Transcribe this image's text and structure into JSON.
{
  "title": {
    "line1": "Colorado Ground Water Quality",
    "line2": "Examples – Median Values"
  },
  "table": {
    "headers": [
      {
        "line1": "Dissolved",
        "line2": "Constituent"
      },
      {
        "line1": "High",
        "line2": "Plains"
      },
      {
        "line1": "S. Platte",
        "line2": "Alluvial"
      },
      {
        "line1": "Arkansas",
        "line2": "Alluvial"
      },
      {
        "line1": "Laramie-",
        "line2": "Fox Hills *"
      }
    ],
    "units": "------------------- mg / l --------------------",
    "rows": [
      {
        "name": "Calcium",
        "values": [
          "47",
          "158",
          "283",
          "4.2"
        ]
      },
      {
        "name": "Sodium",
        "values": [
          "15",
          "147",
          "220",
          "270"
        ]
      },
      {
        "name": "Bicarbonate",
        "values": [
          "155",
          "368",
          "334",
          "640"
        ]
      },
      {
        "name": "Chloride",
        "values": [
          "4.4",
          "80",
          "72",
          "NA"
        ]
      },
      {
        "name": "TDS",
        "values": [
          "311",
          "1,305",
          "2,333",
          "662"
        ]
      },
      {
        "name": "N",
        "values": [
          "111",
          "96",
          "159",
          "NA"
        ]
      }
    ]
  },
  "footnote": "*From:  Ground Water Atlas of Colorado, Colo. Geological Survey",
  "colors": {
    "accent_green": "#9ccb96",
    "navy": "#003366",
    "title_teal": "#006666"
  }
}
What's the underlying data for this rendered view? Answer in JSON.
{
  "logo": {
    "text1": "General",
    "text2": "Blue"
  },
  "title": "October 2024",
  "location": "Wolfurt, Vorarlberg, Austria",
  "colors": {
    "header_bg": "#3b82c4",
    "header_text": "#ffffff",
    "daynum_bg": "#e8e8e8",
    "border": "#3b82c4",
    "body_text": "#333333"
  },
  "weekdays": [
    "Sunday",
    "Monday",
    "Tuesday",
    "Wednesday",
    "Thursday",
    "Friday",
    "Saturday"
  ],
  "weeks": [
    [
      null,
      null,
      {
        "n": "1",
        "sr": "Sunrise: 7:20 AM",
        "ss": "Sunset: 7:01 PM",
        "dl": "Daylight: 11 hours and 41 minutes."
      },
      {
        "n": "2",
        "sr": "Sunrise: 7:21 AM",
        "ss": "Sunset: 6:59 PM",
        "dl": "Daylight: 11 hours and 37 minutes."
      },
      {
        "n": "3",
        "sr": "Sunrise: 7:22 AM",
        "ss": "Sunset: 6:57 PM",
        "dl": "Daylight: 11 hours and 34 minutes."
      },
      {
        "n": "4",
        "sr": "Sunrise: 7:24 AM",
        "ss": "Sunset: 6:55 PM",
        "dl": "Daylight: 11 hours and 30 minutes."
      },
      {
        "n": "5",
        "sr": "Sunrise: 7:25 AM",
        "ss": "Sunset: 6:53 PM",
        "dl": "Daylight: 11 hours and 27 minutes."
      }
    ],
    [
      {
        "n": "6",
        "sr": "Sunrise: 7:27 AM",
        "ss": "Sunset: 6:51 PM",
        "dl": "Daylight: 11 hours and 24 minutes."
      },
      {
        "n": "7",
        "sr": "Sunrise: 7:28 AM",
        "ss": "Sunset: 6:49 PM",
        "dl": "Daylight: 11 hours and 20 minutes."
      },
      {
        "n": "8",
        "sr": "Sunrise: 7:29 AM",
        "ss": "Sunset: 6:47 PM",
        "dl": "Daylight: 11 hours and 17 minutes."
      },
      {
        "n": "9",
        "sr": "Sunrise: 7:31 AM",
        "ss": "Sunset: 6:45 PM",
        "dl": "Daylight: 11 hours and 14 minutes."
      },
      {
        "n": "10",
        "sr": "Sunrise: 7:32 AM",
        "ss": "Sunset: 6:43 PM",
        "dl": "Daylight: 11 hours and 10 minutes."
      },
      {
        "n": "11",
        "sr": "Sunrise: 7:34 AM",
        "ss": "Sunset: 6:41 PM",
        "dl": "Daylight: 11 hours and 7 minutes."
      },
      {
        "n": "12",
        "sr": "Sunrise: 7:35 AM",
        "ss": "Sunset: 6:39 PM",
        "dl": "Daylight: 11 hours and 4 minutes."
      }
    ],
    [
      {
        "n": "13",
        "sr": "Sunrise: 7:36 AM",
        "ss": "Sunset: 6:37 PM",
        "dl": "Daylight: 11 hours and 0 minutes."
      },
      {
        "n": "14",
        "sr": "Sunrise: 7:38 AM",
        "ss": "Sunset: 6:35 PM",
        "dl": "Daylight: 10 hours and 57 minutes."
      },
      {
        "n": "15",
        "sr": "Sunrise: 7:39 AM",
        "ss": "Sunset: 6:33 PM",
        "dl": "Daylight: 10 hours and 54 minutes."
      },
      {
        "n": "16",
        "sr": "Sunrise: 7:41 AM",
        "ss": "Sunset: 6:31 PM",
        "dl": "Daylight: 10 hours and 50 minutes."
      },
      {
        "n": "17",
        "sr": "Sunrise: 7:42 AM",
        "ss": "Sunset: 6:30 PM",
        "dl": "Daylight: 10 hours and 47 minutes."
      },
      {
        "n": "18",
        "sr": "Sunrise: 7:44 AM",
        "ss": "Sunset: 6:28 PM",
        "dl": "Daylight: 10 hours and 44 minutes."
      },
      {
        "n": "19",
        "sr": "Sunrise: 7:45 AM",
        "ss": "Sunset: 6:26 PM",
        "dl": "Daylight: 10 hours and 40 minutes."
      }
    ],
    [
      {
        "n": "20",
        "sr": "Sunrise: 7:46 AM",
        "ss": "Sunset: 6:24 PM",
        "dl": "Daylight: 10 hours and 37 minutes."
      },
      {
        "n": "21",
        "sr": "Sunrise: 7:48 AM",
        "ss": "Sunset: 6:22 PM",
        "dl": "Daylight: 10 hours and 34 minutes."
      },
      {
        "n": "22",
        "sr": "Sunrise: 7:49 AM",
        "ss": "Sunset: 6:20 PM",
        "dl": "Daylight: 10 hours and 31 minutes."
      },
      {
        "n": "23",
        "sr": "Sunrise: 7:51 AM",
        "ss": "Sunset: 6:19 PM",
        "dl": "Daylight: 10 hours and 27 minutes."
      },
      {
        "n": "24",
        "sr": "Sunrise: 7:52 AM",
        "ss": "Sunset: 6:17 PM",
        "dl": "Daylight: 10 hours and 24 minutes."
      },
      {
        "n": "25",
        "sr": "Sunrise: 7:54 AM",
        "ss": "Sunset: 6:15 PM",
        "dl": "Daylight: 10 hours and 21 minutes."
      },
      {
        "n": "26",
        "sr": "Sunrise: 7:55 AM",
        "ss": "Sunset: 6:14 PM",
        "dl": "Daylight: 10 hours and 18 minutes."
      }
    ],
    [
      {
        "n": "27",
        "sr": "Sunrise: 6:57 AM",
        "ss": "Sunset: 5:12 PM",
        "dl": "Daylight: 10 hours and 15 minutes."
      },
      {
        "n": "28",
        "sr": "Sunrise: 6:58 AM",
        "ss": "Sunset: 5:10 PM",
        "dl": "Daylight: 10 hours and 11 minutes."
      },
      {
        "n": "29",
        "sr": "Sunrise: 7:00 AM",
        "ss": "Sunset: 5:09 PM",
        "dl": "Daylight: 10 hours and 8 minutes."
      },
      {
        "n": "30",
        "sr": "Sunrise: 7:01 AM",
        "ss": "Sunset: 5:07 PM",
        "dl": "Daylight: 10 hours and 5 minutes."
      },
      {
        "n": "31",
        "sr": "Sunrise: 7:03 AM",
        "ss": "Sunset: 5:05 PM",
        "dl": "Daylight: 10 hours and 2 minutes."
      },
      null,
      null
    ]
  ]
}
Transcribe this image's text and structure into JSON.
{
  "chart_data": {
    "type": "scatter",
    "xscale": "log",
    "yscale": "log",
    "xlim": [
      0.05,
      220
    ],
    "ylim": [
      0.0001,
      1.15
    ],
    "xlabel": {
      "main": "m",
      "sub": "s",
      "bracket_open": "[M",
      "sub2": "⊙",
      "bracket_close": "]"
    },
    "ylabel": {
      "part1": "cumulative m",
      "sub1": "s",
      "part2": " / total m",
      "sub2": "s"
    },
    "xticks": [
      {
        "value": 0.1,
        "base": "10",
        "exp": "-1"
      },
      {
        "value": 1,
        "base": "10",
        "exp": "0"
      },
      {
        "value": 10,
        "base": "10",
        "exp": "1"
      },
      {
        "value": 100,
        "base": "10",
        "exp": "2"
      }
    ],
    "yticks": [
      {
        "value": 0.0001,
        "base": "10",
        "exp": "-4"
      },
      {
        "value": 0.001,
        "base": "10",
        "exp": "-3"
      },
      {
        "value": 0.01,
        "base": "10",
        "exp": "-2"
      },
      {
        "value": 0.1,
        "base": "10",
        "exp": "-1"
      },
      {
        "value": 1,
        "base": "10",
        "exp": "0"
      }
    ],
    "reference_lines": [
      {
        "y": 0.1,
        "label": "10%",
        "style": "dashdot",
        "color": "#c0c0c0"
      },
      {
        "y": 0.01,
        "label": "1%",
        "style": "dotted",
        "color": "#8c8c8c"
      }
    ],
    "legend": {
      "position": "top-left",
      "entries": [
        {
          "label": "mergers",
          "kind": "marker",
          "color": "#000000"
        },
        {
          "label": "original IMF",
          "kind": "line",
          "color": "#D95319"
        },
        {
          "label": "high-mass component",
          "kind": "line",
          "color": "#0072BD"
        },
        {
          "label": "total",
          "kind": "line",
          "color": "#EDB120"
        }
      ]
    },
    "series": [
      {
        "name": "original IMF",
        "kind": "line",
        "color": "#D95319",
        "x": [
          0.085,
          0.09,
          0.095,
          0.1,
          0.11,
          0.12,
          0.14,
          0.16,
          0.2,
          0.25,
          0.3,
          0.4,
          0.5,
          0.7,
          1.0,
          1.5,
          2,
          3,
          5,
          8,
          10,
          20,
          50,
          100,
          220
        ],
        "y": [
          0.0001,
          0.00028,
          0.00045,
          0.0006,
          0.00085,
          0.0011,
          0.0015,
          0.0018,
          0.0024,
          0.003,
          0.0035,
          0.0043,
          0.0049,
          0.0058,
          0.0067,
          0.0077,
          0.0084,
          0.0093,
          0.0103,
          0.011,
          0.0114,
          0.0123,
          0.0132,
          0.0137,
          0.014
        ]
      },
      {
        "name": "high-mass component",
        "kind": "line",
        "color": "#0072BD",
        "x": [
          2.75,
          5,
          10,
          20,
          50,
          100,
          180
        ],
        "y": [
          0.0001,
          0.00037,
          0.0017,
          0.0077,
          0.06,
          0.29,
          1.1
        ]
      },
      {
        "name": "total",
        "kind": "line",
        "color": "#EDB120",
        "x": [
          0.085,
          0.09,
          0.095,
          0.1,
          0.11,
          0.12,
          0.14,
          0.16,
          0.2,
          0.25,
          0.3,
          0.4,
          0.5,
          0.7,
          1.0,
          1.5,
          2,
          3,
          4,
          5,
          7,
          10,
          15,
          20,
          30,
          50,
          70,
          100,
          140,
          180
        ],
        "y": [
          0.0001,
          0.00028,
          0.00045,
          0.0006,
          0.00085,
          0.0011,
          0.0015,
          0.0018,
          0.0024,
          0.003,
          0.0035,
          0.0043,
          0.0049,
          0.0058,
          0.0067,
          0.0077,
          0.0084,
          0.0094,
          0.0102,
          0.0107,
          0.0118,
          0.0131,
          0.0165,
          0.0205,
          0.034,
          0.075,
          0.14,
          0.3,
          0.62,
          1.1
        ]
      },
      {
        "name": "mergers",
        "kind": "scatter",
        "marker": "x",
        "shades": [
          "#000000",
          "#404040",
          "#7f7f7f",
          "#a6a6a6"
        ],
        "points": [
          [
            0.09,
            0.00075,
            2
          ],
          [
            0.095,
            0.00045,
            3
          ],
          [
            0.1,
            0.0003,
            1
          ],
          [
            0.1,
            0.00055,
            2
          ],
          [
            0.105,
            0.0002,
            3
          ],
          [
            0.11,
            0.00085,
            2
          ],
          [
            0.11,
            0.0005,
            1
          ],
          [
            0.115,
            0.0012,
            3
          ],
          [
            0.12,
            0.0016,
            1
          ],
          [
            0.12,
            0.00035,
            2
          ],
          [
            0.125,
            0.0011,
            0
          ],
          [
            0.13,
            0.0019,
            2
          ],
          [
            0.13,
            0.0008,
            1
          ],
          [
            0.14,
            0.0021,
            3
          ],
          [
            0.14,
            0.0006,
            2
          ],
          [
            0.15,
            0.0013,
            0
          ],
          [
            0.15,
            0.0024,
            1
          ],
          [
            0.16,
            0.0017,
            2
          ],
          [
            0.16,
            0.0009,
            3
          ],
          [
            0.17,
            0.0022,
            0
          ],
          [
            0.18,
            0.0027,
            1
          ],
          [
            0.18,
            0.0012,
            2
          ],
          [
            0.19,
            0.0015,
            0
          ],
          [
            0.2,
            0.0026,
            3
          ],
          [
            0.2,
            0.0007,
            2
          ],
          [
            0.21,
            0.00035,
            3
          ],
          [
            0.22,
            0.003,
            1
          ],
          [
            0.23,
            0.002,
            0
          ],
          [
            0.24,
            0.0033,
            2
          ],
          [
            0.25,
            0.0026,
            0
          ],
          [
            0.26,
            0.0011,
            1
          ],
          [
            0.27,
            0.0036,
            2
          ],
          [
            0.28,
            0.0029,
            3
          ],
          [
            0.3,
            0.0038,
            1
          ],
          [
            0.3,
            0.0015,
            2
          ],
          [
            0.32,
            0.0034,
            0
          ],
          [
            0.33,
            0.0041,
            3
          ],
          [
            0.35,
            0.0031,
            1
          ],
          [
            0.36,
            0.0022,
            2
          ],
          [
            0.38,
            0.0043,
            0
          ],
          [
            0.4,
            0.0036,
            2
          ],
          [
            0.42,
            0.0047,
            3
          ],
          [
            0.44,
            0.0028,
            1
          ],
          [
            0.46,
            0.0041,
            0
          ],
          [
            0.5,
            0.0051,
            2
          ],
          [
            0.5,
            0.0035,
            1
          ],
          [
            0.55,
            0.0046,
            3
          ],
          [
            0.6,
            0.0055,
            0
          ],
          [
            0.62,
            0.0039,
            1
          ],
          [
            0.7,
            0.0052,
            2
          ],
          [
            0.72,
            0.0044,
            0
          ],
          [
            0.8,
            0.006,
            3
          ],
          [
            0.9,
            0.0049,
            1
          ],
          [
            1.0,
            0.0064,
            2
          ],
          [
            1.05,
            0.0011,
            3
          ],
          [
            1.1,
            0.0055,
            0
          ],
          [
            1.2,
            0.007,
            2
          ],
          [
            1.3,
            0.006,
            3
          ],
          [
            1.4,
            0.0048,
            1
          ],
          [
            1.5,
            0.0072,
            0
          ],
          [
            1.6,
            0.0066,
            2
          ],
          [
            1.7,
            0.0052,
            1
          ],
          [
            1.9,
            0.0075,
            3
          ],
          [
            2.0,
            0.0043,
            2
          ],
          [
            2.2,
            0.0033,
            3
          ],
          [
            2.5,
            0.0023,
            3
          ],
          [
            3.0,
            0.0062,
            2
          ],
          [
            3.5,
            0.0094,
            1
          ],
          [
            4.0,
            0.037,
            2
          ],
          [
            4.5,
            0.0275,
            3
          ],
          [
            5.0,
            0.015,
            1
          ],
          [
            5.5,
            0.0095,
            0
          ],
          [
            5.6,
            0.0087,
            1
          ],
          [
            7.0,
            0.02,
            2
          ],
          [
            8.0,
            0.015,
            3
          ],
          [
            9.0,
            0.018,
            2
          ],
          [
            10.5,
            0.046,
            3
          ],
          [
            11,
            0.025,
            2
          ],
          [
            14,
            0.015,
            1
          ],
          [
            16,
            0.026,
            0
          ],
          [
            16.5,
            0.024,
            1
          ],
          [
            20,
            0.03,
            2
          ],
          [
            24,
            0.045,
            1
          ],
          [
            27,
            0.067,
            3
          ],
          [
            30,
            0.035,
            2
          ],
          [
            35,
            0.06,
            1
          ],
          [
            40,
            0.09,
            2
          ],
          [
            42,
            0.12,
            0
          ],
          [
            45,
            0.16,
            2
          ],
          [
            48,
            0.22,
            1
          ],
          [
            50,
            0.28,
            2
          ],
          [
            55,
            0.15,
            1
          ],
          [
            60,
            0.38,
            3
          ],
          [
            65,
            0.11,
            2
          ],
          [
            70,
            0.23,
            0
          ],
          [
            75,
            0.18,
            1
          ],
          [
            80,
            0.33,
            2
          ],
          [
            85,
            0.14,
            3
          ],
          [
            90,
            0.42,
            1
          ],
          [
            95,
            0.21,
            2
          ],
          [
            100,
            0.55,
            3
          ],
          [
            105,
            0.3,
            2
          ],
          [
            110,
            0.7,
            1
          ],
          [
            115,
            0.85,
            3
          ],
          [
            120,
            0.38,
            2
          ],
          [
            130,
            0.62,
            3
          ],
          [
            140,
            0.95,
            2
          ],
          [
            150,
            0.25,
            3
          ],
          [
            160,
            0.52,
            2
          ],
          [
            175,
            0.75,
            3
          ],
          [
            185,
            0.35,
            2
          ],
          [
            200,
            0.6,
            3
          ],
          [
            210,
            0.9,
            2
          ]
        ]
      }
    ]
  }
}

- - - - - - -

• **What you will do**
Determine how many lines of the data contain "mass" and give nothing but that number.

• **Expected answer**
2